Trecho do texto ->
Com as redes locais tomando proporções de milhares de nós, outra preocupação foi herdada da camada de rede para a de enlace: o uso da banda. O Spanning Tree bloqueia enlaces para formar a árvore geradora, mantedo-os em backup, enquanto que o TRILL permitea seleção de um caminho ótimo, além de permitir configurações da forma ativa.

3.2. As Routing Bridges

Dada a evolução das redes locais, o desenvolvimento de um dispositivo nativo da camada 2 que aprimorasse as funções das Bridges levou em conta os seguintes aspectos das mesmas:

E teve como objetivo manter as seguintes caracteristicas das Bridges tradicionais:

As RBridges rodam o protocolo IS-IS para mapear a rede local. Cada RBridge tem todo o mapa da rede. Encapsulam os quadros com dois cabeçalhos, um chamada de cabeçalho TRILL e outro chamado de cabeçalho de link local. O primeiro adiciona o campo de contagem de saltos, utilizado para prevenir os loops no lugar das árvores geradoras. Possui também um campo para indicar multicast. O segundo é usado para tornar as Rbridges transparentes para a nuvem de links (as Bridges interligadas), que recebem apenas um quadro comum da camada de enlace.

A partir do sistema de eleição de roteador desgnado do IS-IS, as Rbridges elegem um RBridge designada (DRB) que delega quais Rbridges iram encapsular e desencapsular os quadros. Ela também decide se será criado o pseudo-nó que simplica a topologia (como acontece no OSPF, para minimizar as mensagens LSP e reduzir as entradas nas tabelas de roteamento).

A figura 3.2.1 é uma representação visual útil de uma rede que implementa o TRILL. Nela, as RBridges servem como fronteira para a nuvem de links, que é composta pelas Bridges tradicionais. Quanto mais Rbridges a rede local possuir, menor será a nuvem de links, o que reduz as árvores geradas (pelo STP), estabilizando a rede e melhorando o uso da banda.

Figura 3.2.1 - Um rede que implementa o TRILL

Os quadros que passam pelas RBridges e são encapsulados pelo TRILL com dois cabeçalhos, o cabeçalho de link local e o cabeçalho TRILL. Vale dizer que o quadro original também contém um cabeçalho (de um protocolo da camada de enlace). O cabeçalho de link local varia de acordo com o protocolo usado no enlace. Como já dito, o quadro está sendo encapsulado por uma RBridge, que enxerga um conjunto de Bridges como um único enlace. O protocolo usado dentro da nuvem vista pela RBridge pode ser desde o Ethernet, como o PPP ou mesmo o IP. Ele contém as informações de origem e destino do quadro dentro da nuvem. Este cabeçalho será considerado como sendo do tipo Ethernet daqui em diante, pois o campo "vlan tag" será útil para explicitar algumas funcionalidades do TRILL. As RBridges de emissora e receptora indicada no cabeçalho de link local são RBridges intermediárias entre a Ingress RBridge e a Egress Rbridge (campos do cabeçalho TRILL).

O que fazer ->
Responda com base no trecho sobre as RBridges:
(a) Que protocolo as RBridges rodam para mapear a rede local?
(b) Para que é utilizado o campo de contagem de saltos do cabeçalho TRILL?
(c) De que é composta a nuvem de links?
As entradas não têm papel nenhum nesta atividade.

Entradas fornecidas ->
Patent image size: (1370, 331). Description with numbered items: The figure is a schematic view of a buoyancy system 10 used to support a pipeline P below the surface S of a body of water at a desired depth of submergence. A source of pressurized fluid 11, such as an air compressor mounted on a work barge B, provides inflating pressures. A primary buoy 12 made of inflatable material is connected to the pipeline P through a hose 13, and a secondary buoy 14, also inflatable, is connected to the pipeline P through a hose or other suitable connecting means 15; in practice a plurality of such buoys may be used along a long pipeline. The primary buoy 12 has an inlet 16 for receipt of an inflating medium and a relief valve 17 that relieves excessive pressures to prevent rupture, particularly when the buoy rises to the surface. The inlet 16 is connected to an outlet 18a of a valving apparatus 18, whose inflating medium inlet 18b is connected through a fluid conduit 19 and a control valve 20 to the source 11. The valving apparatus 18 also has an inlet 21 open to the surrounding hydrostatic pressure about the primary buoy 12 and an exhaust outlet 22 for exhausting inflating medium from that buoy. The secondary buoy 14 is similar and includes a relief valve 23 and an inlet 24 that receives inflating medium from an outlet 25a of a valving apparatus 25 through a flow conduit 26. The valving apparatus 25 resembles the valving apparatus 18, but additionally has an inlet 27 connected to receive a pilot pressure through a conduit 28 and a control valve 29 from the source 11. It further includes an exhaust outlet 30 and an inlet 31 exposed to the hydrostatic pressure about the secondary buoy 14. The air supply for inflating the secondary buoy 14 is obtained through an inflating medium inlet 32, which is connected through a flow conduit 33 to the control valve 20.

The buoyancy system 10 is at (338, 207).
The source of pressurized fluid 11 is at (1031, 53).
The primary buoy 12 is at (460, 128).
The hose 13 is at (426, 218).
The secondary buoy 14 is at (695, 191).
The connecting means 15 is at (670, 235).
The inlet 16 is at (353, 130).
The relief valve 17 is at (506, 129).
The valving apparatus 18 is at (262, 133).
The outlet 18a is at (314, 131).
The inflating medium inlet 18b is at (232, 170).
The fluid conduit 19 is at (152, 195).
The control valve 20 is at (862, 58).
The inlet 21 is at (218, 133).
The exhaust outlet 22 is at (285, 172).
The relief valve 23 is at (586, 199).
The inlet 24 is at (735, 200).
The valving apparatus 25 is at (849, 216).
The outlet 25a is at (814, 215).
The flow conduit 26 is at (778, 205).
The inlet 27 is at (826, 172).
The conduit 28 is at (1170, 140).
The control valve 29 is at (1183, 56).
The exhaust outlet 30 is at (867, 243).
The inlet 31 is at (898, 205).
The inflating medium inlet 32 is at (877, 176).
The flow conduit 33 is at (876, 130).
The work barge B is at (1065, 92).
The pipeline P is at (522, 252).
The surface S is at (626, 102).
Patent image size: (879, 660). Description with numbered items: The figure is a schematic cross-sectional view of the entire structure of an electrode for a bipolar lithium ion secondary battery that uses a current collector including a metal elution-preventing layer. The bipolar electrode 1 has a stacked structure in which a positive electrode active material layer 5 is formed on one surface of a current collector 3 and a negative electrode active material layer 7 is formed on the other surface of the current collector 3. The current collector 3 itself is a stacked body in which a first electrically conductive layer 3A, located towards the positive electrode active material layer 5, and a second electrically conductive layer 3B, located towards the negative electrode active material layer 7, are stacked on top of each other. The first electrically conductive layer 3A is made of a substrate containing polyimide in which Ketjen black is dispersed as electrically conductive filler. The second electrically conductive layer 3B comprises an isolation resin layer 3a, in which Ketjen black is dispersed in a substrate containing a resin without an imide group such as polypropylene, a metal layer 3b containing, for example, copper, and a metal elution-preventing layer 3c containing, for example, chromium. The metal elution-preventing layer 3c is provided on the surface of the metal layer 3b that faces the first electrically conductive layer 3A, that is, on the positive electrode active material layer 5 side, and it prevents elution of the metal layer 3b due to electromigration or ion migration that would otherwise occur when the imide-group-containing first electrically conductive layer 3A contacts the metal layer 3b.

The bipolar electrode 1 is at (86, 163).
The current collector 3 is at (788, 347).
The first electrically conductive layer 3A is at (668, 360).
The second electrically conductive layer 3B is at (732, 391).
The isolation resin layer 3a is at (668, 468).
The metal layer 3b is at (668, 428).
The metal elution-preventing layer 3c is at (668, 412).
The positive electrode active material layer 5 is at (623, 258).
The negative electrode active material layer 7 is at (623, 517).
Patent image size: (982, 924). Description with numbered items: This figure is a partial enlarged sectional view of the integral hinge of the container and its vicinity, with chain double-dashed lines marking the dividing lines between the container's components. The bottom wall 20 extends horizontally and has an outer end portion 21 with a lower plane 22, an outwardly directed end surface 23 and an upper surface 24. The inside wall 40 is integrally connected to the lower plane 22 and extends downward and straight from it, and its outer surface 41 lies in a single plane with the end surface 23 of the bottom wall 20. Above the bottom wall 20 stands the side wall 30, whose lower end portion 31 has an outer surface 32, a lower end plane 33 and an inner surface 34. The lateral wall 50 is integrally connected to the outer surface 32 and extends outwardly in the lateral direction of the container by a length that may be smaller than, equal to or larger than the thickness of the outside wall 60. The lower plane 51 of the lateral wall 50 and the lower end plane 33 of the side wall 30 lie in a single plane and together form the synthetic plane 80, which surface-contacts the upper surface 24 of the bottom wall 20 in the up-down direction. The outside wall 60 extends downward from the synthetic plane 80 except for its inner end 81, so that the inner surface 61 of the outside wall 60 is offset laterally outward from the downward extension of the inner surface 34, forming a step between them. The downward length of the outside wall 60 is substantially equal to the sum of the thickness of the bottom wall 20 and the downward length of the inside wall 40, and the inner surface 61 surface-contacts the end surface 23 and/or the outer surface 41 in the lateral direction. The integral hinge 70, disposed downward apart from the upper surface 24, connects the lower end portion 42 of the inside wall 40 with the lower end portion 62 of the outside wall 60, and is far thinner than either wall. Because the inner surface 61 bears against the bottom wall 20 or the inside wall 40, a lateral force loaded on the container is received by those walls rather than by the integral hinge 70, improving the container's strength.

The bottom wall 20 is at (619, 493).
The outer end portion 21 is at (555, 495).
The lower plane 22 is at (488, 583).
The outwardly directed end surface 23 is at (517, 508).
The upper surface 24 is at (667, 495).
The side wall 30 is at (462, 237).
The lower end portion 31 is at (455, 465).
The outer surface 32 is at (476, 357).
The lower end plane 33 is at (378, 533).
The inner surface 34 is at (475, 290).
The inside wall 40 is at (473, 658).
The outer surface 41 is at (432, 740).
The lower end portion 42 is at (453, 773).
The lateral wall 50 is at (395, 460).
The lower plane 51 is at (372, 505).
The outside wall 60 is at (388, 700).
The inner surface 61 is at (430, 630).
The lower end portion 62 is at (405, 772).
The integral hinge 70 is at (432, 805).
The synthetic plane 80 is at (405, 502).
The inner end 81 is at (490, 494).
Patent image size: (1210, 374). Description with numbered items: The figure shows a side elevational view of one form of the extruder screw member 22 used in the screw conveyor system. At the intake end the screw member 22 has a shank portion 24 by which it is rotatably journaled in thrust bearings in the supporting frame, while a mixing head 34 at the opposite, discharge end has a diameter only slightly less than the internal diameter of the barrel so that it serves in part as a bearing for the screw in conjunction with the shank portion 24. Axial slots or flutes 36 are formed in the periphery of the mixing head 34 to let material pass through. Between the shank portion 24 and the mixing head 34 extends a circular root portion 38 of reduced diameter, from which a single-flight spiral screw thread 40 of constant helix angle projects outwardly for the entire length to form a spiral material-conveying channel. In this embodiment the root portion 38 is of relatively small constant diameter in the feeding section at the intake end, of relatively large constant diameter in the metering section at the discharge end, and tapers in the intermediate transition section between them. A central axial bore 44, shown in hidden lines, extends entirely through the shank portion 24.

Solução do exercício ->
(a) O protocolo IS-IS.
(b) Para prevenir os loops no lugar das árvores geradoras.
(c) Pelas Bridges tradicionais.